# Data for this exercise start

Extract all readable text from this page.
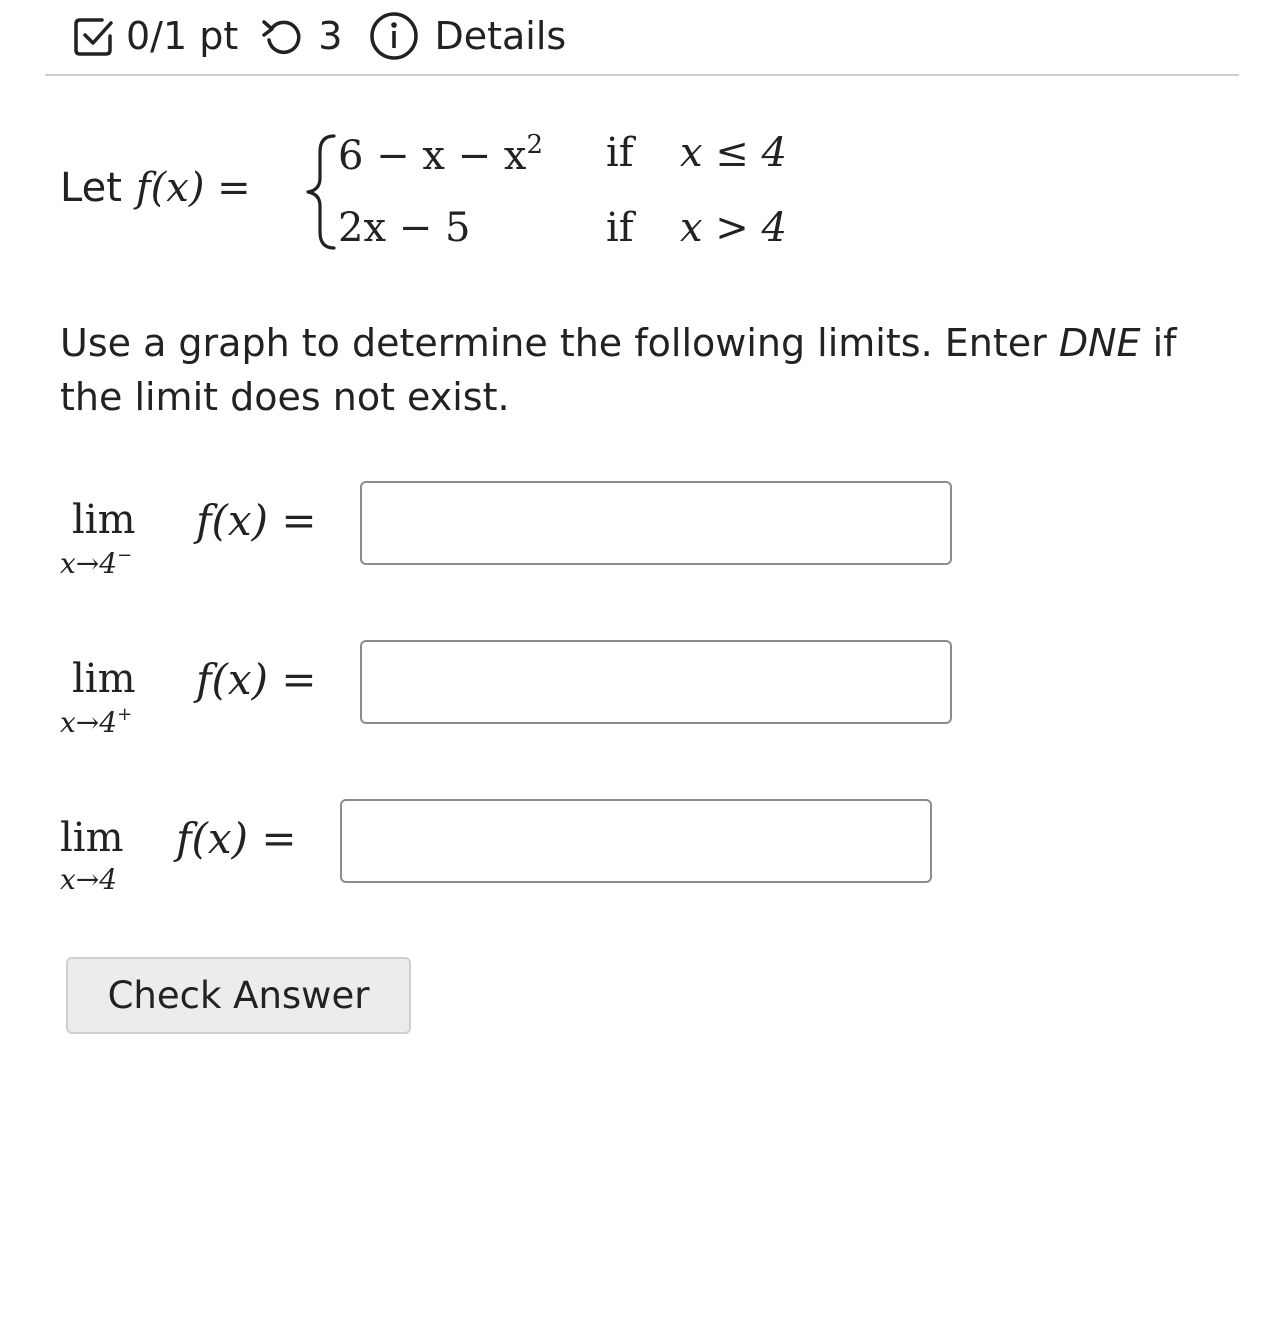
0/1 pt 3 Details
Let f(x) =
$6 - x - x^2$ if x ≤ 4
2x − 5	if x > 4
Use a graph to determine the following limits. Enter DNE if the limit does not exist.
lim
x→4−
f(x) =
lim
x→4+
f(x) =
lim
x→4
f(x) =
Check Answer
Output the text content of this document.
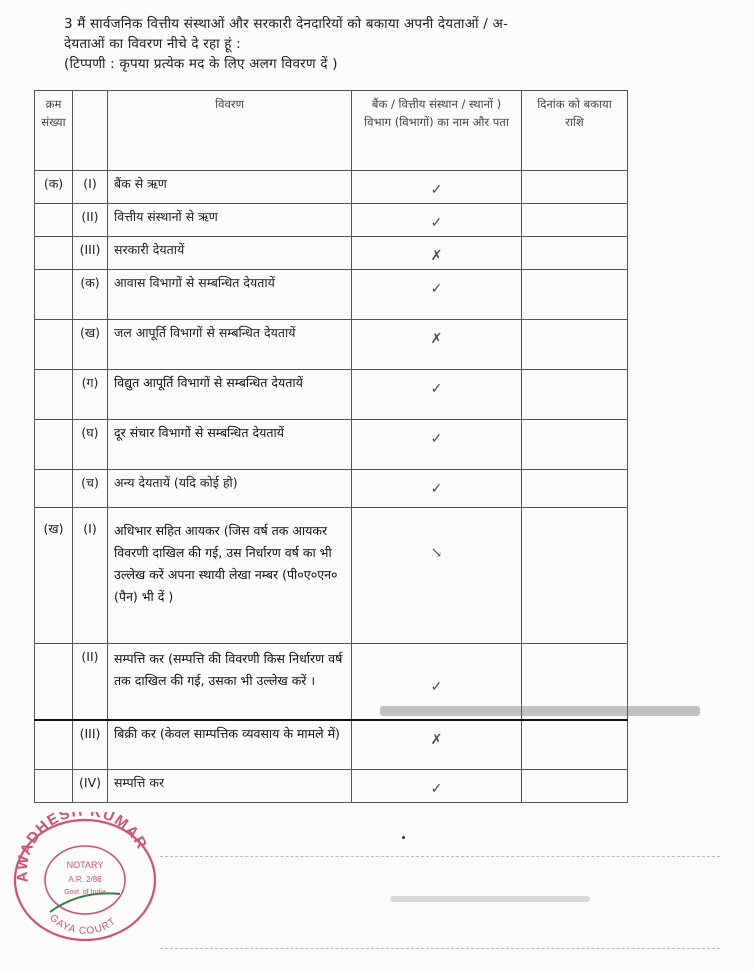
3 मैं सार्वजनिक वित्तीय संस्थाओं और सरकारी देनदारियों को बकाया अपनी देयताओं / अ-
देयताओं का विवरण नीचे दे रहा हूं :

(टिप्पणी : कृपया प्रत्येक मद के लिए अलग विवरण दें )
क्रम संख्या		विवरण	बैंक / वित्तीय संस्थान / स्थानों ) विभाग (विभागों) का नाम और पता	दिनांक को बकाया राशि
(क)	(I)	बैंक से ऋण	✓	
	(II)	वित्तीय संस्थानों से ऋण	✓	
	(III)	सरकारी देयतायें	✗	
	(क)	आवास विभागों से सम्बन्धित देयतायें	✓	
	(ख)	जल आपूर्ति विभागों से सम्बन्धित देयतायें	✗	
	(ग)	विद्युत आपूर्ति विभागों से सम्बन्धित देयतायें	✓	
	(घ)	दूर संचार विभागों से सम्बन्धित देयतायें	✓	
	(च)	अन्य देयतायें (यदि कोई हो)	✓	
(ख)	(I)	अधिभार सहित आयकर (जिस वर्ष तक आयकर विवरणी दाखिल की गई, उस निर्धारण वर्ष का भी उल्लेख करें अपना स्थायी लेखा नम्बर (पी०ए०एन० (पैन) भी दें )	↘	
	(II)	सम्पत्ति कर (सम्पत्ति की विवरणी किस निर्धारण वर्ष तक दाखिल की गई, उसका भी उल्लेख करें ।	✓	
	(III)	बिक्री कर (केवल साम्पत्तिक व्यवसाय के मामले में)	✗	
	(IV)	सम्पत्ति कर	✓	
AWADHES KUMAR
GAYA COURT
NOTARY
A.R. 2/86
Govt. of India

# Data for this exercise end
# Data for this exercise start

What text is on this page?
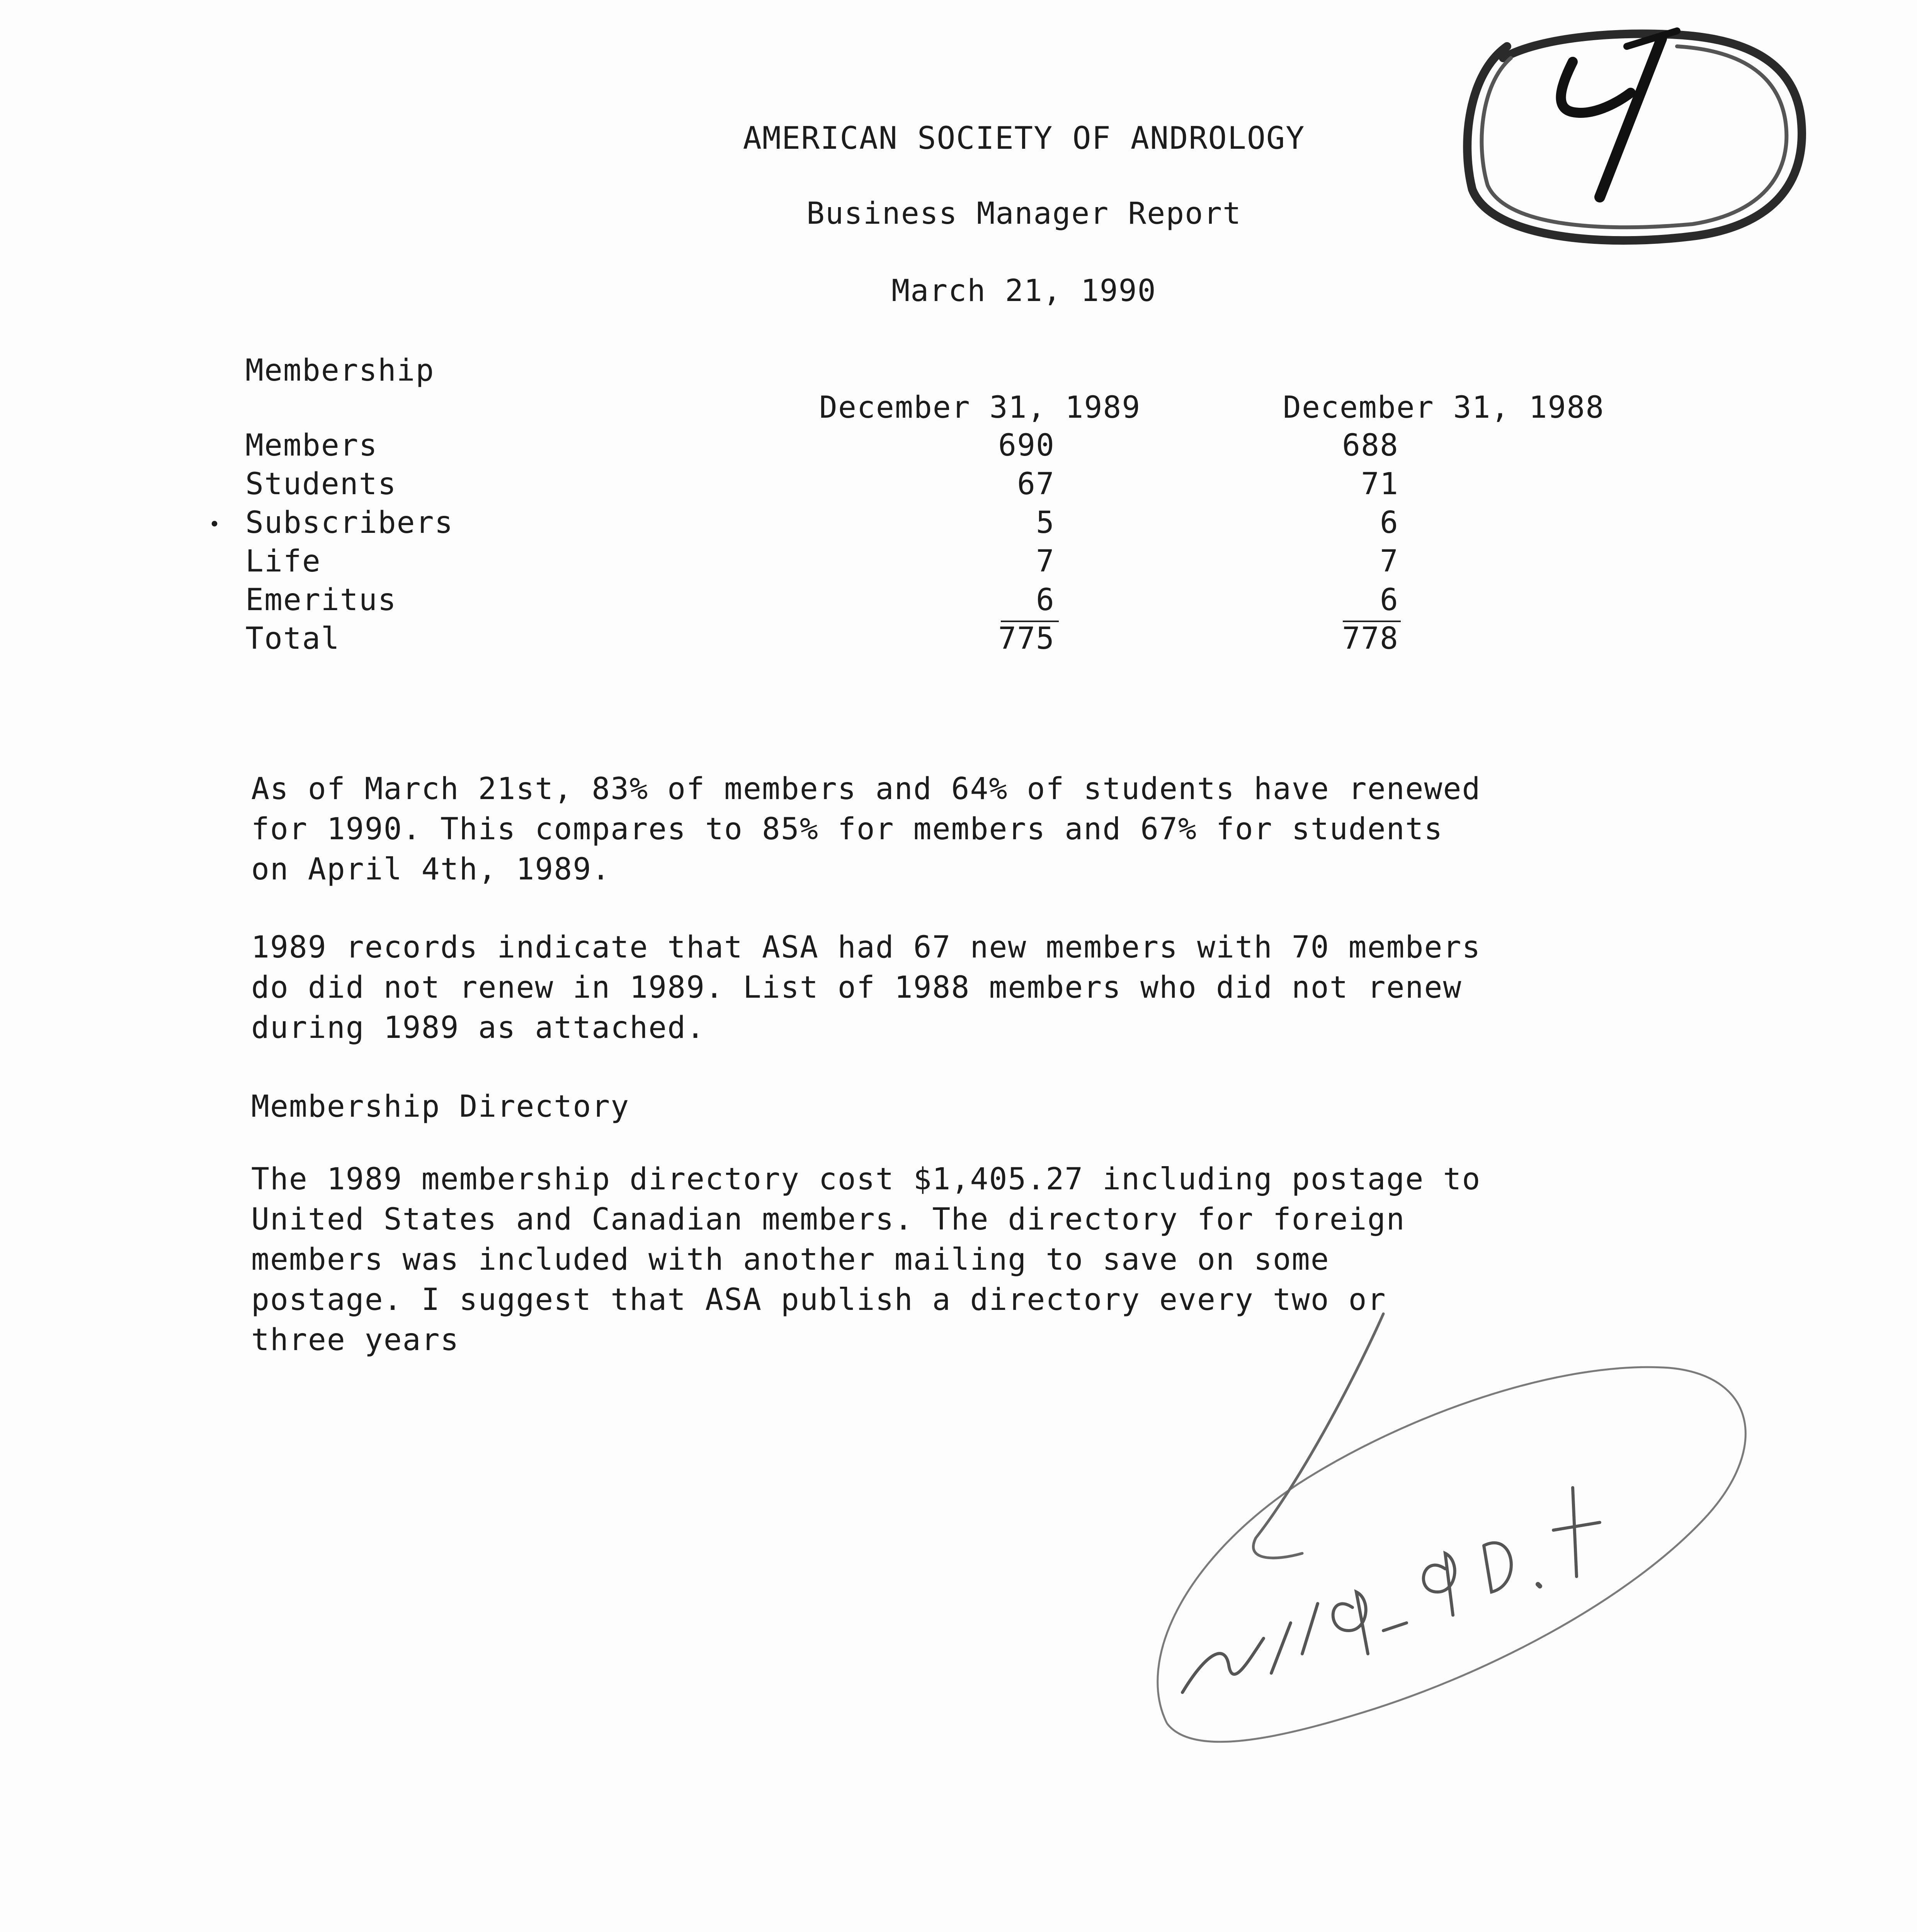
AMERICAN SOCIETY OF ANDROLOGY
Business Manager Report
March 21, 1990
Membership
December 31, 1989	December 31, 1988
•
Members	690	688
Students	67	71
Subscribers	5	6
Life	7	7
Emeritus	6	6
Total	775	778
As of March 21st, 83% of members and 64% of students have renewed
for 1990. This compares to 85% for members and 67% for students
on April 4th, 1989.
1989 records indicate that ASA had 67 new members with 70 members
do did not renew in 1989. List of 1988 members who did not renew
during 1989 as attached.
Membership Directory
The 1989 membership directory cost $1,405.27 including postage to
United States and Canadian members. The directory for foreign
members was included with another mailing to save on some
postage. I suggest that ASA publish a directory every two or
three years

# Data for this exercise end
# Data for this exercise start

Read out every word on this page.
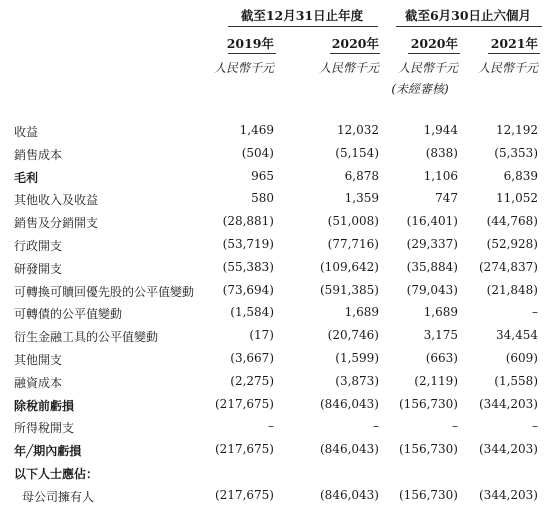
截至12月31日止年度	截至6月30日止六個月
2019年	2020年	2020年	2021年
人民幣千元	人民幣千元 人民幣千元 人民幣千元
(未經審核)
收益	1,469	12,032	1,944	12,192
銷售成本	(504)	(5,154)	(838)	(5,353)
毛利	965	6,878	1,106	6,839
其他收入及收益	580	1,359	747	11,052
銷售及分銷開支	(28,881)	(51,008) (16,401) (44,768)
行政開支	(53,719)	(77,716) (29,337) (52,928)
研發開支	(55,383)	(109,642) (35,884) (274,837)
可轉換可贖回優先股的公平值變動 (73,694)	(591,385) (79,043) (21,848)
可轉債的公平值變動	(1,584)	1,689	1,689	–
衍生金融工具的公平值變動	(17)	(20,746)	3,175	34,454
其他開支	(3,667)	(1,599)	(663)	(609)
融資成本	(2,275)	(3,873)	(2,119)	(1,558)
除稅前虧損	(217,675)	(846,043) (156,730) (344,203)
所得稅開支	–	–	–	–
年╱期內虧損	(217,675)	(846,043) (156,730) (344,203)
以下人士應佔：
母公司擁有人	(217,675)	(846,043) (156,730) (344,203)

# Data for this exercise end

Where a line in the material above holds "March", copy that line.

▶ [Written reply]
March 21, 1990
As of March 21st, 83% of members and 64% of students have renewed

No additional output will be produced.